## Task
Transcribe every line, keeping it exact.
--- begin Information given ---
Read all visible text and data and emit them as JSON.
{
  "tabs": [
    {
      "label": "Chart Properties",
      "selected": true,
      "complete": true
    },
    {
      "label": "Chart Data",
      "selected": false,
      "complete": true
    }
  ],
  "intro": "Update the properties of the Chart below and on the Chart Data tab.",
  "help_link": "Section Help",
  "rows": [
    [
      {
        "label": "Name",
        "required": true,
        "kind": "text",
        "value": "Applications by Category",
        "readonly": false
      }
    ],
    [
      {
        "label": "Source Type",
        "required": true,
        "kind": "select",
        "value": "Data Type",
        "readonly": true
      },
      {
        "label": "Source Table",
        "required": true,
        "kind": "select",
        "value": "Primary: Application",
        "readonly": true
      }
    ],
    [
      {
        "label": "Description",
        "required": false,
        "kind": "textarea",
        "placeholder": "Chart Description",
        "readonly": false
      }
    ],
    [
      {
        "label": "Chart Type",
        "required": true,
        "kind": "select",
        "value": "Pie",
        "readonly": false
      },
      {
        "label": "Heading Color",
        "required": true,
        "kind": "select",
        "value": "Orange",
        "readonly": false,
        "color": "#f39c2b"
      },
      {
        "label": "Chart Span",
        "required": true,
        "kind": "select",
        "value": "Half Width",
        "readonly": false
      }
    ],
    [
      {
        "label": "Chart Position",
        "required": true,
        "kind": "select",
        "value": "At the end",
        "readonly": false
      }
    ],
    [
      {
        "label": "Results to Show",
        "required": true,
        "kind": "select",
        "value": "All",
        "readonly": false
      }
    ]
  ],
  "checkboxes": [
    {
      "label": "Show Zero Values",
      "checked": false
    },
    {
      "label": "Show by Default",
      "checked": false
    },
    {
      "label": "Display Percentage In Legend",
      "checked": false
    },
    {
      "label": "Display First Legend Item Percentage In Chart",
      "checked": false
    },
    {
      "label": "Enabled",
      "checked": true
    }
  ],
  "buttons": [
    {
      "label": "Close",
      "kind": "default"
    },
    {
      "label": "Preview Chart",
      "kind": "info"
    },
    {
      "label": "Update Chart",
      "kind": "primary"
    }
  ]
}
--- end Information given ---
## Full solution
Read all visible text and data and emit them as JSON.
{
  "tabs": [
    {
      "label": "Chart Properties",
      "selected": true,
      "complete": true
    },
    {
      "label": "Chart Data",
      "selected": false,
      "complete": true
    }
  ],
  "intro": "Update the properties of the Chart below and on the Chart Data tab.",
  "help_link": "Section Help",
  "rows": [
    [
      {
        "label": "Name",
        "required": true,
        "kind": "text",
        "value": "Applications by Category",
        "readonly": false
      }
    ],
    [
      {
        "label": "Source Type",
        "required": true,
        "kind": "select",
        "value": "Data Type",
        "readonly": true
      },
      {
        "label": "Source Table",
        "required": true,
        "kind": "select",
        "value": "Primary: Application",
        "readonly": true
      }
    ],
    [
      {
        "label": "Description",
        "required": false,
        "kind": "textarea",
        "placeholder": "Chart Description",
        "readonly": false
      }
    ],
    [
      {
        "label": "Chart Type",
        "required": true,
        "kind": "select",
        "value": "Pie",
        "readonly": false
      },
      {
        "label": "Heading Color",
        "required": true,
        "kind": "select",
        "value": "Orange",
        "readonly": false,
        "color": "#f39c2b"
      },
      {
        "label": "Chart Span",
        "required": true,
        "kind": "select",
        "value": "Half Width",
        "readonly": false
      }
    ],
    [
      {
        "label": "Chart Position",
        "required": true,
        "kind": "select",
        "value": "At the end",
        "readonly": false
      }
    ],
    [
      {
        "label": "Results to Show",
        "required": true,
        "kind": "select",
        "value": "All",
        "readonly": false
      }
    ]
  ],
  "checkboxes": [
    {
      "label": "Show Zero Values",
      "checked": false
    },
    {
      "label": "Show by Default",
      "checked": false
    },
    {
      "label": "Display Percentage In Legend",
      "checked": false
    },
    {
      "label": "Display First Legend Item Percentage In Chart",
      "checked": false
    },
    {
      "label": "Enabled",
      "checked": true
    }
  ],
  "buttons": [
    {
      "label": "Close",
      "kind": "default"
    },
    {
      "label": "Preview Chart",
      "kind": "info"
    },
    {
      "label": "Update Chart",
      "kind": "primary"
    }
  ]
}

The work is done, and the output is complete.